Quiz #2: Fall at the Playground

Fractures require a lot of aftercare coding. However, unlike other types of aftercare which carry their own set of codes, fracture coding uses the 7th character in the sequence to define the episode of care for the fracture. They also characterize the type of fracture, the degree of damage, and whether or not surrounding tissue or blood vessels were affected by the injury.

Date: June 22, XXXX
Chief Complaint: Left tibia fracture 
HPI: Patient is an 11-year-old male whom we saw on 06/07/XX. He was injured when he jumped from the swings at school. He sustained a Salter-Harris II fracture of the distal tibia. He is currently non-weight bearing in a short-leg cast and his mother states he has been compliant with his activity modifications.
Exam: He is intact to sensation. His capillary refill of the toes remains stable. There is no skin breakdown at the proximal or distal aspect of the intact cast.
Ancillary Studies: AP and mortise views radiographs of the left ankle were ordered and obtained in our office today. These show good alignment and positioning of the fracture. Physis is stable.

Tasks for this exercise:
a) Answer these questions about the playground fall quiz text, one short answer for each:
(i) In fracture coding, what defines the episode of care?
(ii) How was the patient injured?
(iii) Which radiograph views of the left ankle were taken?
b) Continue the playground fall quiz text, starting after its last sentence.

Source records:
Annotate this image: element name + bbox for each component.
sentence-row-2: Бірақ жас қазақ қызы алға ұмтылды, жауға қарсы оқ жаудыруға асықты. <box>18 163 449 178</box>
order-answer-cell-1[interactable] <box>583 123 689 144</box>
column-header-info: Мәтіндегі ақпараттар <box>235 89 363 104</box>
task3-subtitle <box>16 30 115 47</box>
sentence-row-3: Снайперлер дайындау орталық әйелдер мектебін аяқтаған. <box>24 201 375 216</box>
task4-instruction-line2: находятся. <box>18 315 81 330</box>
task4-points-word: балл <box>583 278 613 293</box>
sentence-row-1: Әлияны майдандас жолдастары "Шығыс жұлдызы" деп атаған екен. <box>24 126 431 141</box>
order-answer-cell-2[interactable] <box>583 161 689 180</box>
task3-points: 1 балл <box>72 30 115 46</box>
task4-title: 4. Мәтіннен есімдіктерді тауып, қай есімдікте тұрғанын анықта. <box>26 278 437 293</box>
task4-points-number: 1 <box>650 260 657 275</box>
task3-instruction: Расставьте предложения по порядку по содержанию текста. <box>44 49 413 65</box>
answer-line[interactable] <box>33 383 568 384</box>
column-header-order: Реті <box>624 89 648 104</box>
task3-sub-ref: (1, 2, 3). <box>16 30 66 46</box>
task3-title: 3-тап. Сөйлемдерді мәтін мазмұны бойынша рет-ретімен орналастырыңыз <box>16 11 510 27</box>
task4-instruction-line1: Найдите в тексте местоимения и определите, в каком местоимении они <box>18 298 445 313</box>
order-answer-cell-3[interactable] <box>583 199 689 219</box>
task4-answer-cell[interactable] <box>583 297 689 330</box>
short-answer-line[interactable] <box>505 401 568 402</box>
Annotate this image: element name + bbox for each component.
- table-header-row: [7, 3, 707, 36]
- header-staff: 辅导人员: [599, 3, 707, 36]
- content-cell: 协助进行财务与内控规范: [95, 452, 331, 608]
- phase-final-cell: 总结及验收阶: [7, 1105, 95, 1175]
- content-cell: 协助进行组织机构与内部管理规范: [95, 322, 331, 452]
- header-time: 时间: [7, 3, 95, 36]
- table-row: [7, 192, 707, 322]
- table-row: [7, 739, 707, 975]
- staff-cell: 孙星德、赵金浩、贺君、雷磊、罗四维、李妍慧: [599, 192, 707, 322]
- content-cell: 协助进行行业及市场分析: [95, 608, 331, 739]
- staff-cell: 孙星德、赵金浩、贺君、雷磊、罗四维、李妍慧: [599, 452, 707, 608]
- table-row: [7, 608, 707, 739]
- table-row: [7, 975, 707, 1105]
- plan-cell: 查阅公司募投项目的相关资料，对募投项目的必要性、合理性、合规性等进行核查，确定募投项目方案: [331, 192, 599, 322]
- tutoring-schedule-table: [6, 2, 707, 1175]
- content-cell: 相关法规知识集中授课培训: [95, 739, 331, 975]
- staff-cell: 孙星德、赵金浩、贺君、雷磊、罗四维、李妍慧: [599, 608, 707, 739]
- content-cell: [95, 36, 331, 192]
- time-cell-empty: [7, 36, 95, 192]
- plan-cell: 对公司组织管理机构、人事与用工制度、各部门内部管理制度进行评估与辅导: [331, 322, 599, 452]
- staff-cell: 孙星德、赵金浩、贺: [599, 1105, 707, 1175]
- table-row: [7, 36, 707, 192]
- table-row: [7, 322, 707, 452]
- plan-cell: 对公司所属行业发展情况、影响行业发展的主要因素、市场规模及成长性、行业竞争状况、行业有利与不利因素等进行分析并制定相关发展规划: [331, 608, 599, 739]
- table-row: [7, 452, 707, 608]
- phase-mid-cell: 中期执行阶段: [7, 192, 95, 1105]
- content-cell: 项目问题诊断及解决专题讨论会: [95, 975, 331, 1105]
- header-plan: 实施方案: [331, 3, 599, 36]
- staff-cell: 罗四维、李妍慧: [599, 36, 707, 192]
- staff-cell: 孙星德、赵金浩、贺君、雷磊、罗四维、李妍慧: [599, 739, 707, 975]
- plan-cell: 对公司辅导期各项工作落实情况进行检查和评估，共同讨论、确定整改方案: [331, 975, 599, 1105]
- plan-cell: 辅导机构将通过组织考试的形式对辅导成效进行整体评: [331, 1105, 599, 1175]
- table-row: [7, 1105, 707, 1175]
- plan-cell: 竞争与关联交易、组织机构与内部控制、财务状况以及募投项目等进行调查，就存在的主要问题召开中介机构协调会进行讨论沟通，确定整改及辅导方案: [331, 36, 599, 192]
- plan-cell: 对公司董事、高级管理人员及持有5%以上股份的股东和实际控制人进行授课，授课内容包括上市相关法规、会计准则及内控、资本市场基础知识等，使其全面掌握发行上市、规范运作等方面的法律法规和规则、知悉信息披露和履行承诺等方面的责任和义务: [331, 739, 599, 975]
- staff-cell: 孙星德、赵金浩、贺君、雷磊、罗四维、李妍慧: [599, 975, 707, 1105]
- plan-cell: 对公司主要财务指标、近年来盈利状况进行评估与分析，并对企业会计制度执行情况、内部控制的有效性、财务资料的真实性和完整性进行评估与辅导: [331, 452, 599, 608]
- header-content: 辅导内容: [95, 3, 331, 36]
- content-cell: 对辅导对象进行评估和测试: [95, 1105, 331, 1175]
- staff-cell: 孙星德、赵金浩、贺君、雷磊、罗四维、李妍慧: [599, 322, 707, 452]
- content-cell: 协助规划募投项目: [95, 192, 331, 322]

Expected responses:
a)
(i) The 7th character in the code sequence.
(ii) He jumped from the swings at school.
(iii) AP and mortise views.

b)
Impression: Left distal tibia fracture
Plan: Continue to maintain non-weight bearing status with short-cast. Return for reassessment in 2 weeks.
What is the first listed ICD-10-CM code for this encounter?
S89.122D
Correct: Documentation states the patient is back for a follow-up for his Salter-Harris II fracture of the left distal tibia with routine healing.
S89.022A
Incorrect: S89.022A is the code the proximal (upper end) of the tibia. The 7th character indicates this is an initial visit.Documentation indicates the patient is back for a subsequent visit for his Salter-Harris II fracture of the left distal (lower end) tibia with routine healing. 
S89.302D
Incorrect: Higher specificity is reached with the documentation of a Salter-Harris II type fracture.
S89.102A
Incorrect: Higher specificity is reached with the documentation of a Salter-Harris II type fracture. Additionally, it is also indicated this is the patient’s subsequent encounter, not initial.
What CPT codes will be used for this encounter?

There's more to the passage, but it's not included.